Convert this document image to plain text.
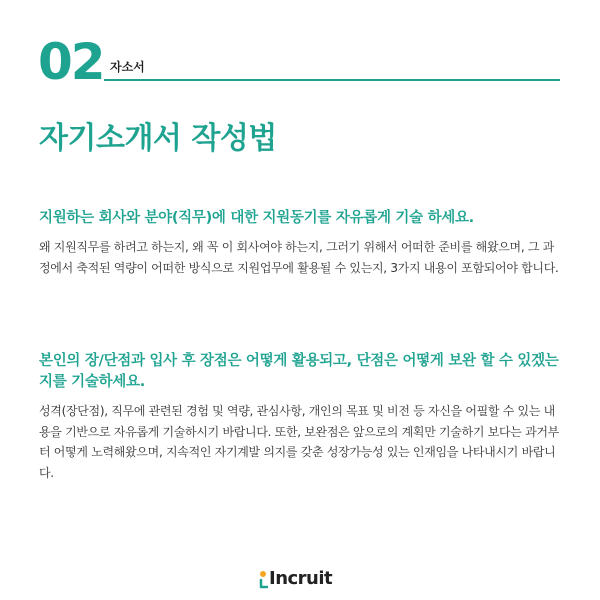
02 자소서
자기소개서 작성법
지원하는 회사와 분야(직무)에 대한 지원동기를 자유롭게 기술 하세요.

왜 지원직무를 하려고 하는지, 왜 꼭 이 회사여야 하는지, 그러기 위해서 어떠한 준비를 해왔으며, 그 과정에서 축적된 역량이 어떠한 방식으로 지원업무에 활용될 수 있는지, 3가지 내용이 포함되어야 합니다.

본인의 장/단점과 입사 후 장점은 어떻게 활용되고, 단점은 어떻게 보완 할 수 있겠는지를 기술하세요.

성격(장단점), 직무에 관련된 경험 및 역량, 관심사항, 개인의 목표 및 비전 등 자신을 어필할 수 있는 내용을 기반으로 자유롭게 기술하시기 바랍니다. 또한, 보완점은 앞으로의 계획만 기술하기 보다는 과거부터 어떻게 노력해왔으며, 지속적인 자기계발 의지를 갖춘 성장가능성 있는 인재임을 나타내시기 바랍니다.

Incruit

+ + + + +

Return the lines of the records that include the string "자유롭게".

Exercise response:
지원하는 회사와 분야(직무)에 대한 지원동기를 자유롭게 기술 하세요.
성격(장단점), 직무에 관련된 경험 및 역량, 관심사항, 개인의 목표 및 비전 등 자신을 어필할 수 있는 내용을 기반으로 자유롭게 기술하시기 바랍니다. 또한, 보완점은 앞으로의 계획만 기술하기 보다는 과거부터 어떻게 노력해왔으며, 지속적인 자기계발 의지를 갖춘 성장가능성 있는 인재임을 나타내시기 바랍니다.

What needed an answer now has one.